Extracts from a graphics dataset
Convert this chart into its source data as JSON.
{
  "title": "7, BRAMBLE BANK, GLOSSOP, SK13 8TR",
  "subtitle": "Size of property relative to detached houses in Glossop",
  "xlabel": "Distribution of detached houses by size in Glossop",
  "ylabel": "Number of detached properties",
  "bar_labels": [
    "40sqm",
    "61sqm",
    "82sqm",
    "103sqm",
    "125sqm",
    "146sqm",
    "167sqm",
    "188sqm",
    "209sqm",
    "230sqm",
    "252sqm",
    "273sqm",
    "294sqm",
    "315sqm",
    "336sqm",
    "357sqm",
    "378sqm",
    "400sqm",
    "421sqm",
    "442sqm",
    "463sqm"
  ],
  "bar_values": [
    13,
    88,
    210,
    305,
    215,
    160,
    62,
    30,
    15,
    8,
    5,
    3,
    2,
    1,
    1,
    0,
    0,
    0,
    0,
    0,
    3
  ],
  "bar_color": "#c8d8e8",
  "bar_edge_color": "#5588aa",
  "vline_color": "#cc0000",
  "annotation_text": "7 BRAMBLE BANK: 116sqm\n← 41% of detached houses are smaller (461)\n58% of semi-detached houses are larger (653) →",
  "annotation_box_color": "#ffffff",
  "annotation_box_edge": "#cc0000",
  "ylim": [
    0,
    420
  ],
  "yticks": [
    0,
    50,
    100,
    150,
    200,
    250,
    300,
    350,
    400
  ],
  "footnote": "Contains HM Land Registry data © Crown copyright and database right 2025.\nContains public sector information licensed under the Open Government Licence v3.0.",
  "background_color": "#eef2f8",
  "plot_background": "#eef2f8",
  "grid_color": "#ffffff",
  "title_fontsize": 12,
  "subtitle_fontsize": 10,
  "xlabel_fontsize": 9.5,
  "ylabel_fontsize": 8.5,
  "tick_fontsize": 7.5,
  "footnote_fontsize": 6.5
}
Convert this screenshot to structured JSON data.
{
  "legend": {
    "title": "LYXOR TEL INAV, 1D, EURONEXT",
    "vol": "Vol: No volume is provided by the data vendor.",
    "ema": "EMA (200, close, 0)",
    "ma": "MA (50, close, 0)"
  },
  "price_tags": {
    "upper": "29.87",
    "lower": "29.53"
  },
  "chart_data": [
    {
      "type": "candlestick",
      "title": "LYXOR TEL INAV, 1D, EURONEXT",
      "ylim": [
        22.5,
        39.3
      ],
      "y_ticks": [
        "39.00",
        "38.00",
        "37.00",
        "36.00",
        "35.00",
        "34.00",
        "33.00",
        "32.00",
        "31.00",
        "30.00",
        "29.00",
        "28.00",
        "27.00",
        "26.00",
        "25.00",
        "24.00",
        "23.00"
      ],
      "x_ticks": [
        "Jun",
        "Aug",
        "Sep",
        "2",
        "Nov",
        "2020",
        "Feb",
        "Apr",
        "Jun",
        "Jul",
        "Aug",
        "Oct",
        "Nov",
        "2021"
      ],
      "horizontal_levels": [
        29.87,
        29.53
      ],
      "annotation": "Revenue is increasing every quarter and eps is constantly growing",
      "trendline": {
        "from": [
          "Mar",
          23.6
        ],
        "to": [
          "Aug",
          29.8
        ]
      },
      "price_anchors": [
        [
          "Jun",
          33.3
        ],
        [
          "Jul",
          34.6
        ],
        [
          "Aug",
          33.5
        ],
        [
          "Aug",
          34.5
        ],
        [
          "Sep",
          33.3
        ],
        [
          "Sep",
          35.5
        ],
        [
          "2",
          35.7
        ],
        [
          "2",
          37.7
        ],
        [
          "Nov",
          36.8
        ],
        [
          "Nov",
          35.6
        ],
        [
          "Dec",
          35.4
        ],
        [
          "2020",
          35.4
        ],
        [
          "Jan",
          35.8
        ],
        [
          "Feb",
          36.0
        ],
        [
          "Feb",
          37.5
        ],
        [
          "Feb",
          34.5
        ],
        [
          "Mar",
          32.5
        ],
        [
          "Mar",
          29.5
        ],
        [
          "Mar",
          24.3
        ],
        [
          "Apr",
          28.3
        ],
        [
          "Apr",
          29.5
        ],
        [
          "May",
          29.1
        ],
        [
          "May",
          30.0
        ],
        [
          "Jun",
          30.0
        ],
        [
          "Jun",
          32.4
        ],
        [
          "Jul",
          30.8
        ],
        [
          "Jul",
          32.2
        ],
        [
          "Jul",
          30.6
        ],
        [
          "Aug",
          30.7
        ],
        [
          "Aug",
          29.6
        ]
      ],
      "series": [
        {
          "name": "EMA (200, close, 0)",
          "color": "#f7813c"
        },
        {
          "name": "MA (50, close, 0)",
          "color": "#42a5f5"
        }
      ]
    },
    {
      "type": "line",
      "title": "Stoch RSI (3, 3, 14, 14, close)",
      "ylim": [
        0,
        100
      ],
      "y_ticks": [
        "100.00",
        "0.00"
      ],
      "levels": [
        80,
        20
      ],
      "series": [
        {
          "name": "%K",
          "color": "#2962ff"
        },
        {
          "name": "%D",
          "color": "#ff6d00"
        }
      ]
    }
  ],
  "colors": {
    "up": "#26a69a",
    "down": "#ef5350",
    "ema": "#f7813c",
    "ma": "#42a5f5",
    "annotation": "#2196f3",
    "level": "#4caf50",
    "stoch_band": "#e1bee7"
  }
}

» AIM:
From the material above, count the lines that include "houses" and give only the total.

» SOLUTION TO THE PROBLEM:
3